◆ Exercise goal
What do the lines say from the one containing "Convert this document image to plain text." to the end of the records? Restate them word for word, and only those.

◆ Supplied records
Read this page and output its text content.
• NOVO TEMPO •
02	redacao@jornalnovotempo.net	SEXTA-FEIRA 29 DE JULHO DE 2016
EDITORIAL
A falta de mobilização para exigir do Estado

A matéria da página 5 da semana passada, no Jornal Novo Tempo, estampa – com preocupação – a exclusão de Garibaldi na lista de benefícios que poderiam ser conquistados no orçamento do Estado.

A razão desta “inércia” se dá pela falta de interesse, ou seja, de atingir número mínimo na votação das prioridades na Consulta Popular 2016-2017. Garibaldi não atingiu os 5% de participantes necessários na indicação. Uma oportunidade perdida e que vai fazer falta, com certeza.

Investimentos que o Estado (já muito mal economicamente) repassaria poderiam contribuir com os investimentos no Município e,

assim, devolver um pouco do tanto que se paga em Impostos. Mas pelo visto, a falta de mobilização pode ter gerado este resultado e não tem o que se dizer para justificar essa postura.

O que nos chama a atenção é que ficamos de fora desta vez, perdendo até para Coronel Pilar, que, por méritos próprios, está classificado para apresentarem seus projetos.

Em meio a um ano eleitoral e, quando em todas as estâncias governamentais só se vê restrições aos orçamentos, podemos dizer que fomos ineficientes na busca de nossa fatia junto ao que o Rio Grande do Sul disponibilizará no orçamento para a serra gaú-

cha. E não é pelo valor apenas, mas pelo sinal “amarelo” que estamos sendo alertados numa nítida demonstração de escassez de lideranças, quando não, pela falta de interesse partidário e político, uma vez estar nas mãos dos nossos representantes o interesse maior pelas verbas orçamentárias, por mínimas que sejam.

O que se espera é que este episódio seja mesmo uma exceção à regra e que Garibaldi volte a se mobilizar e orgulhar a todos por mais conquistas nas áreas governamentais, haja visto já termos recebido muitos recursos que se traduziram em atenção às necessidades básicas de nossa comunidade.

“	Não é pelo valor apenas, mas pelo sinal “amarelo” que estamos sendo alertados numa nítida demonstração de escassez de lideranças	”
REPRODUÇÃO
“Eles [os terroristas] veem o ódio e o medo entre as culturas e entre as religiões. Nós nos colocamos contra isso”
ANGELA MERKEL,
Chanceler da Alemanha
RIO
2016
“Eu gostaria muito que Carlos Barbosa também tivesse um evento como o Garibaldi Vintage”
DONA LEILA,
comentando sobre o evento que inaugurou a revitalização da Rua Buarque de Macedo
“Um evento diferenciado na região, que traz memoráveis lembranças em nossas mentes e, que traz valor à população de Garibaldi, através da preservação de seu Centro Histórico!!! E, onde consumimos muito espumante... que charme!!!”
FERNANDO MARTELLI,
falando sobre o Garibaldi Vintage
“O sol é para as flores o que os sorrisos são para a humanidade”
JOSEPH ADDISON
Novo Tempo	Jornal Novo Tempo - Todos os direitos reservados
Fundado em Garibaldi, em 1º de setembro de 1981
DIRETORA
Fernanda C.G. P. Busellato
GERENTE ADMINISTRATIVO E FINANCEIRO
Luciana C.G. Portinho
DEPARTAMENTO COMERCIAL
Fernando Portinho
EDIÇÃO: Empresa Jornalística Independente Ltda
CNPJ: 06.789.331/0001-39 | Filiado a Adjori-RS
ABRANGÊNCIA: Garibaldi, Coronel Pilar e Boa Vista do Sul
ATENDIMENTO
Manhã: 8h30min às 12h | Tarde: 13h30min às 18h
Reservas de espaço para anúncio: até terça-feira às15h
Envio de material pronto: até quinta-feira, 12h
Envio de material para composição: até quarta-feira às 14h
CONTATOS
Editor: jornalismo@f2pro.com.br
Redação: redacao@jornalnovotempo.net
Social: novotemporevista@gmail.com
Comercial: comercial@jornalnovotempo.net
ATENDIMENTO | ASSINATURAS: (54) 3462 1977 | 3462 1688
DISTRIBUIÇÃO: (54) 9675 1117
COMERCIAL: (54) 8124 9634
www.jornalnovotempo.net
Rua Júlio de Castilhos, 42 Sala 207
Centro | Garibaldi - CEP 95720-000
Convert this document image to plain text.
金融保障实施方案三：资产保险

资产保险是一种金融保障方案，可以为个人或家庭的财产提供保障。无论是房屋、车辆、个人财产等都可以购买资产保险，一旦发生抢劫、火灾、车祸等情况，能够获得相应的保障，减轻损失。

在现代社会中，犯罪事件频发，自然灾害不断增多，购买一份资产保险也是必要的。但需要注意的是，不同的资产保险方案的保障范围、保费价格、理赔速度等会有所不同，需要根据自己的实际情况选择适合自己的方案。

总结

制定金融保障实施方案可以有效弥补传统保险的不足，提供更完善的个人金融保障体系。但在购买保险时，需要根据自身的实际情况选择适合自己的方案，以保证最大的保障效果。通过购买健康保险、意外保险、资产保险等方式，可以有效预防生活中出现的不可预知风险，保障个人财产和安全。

◆ Response below
Convert this document image to plain text.
金融保障实施方案三：资产保险

资产保险是一种金融保障方案，可以为个人或家庭的财产提供保障。无论是房屋、车辆、个人财产等都可以购买资产保险，一旦发生抢劫、火灾、车祸等情况，能够获得相应的保障，减轻损失。

在现代社会中，犯罪事件频发，自然灾害不断增多，购买一份资产保险也是必要的。但需要注意的是，不同的资产保险方案的保障范围、保费价格、理赔速度等会有所不同，需要根据自己的实际情况选择适合自己的方案。

总结

制定金融保障实施方案可以有效弥补传统保险的不足，提供更完善的个人金融保障体系。但在购买保险时，需要根据自身的实际情况选择适合自己的方案，以保证最大的保障效果。通过购买健康保险、意外保险、资产保险等方式，可以有效预防生活中出现的不可预知风险，保障个人财产和安全。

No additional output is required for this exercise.